Copy each line in the data that includes the word "name".

(Collected data entries)
§ §

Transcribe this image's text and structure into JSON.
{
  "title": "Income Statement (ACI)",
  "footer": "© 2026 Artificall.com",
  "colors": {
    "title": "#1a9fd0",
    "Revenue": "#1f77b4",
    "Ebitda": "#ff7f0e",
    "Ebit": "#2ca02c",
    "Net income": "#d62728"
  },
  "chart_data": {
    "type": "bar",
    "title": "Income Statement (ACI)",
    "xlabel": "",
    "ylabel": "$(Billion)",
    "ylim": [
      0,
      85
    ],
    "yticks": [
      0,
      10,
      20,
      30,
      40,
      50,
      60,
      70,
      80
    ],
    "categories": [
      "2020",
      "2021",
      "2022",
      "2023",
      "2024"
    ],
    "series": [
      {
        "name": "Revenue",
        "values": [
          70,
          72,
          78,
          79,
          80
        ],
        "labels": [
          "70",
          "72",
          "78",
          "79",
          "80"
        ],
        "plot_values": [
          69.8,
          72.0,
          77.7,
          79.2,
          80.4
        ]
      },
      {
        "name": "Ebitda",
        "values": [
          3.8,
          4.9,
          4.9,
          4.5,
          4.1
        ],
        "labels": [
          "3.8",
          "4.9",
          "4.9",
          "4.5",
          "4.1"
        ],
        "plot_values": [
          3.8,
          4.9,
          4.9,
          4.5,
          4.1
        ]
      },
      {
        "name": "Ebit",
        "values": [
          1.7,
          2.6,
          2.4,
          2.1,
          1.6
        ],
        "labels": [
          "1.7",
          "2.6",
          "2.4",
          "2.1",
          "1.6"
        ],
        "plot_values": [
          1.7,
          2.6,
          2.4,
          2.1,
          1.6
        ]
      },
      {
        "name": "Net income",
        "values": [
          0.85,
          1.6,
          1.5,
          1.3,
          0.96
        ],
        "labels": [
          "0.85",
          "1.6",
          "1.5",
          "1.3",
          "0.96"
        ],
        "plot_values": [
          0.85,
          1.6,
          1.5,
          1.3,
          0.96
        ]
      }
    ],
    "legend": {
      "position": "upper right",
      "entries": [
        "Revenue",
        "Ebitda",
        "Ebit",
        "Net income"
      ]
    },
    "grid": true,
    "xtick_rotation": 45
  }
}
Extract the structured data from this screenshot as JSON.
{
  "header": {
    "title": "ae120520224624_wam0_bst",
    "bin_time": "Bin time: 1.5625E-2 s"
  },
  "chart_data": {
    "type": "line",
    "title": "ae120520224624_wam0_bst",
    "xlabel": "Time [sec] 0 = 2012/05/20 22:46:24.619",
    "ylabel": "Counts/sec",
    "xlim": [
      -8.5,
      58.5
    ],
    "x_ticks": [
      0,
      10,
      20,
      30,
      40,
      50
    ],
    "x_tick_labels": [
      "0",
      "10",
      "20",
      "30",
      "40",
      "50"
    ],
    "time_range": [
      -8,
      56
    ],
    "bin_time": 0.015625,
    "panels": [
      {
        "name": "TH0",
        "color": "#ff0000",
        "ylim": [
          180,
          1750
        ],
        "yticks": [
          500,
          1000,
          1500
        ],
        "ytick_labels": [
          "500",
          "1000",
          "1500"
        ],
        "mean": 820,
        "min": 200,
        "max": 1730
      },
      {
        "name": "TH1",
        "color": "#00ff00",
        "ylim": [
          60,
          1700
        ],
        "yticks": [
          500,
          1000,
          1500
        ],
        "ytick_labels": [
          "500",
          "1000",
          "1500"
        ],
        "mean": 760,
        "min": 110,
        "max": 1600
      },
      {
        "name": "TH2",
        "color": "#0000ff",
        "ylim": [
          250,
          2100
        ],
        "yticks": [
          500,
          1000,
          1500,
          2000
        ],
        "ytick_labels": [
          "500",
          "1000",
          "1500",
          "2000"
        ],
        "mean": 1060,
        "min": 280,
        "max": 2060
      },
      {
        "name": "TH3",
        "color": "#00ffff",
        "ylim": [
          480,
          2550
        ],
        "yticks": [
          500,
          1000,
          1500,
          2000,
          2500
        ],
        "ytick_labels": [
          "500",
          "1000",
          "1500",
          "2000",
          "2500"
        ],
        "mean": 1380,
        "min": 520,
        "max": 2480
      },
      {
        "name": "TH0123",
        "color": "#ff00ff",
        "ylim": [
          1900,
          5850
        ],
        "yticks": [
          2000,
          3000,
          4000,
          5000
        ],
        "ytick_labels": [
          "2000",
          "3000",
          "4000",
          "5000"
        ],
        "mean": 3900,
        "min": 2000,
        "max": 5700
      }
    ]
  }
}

§ §

### [Response to this task]
        "name": "Revenue",
        "name": "Ebitda",
        "name": "Ebit",
        "name": "Net income",
        "name": "TH0",
        "name": "TH1",
        "name": "TH2",
        "name": "TH3",
        "name": "TH0123",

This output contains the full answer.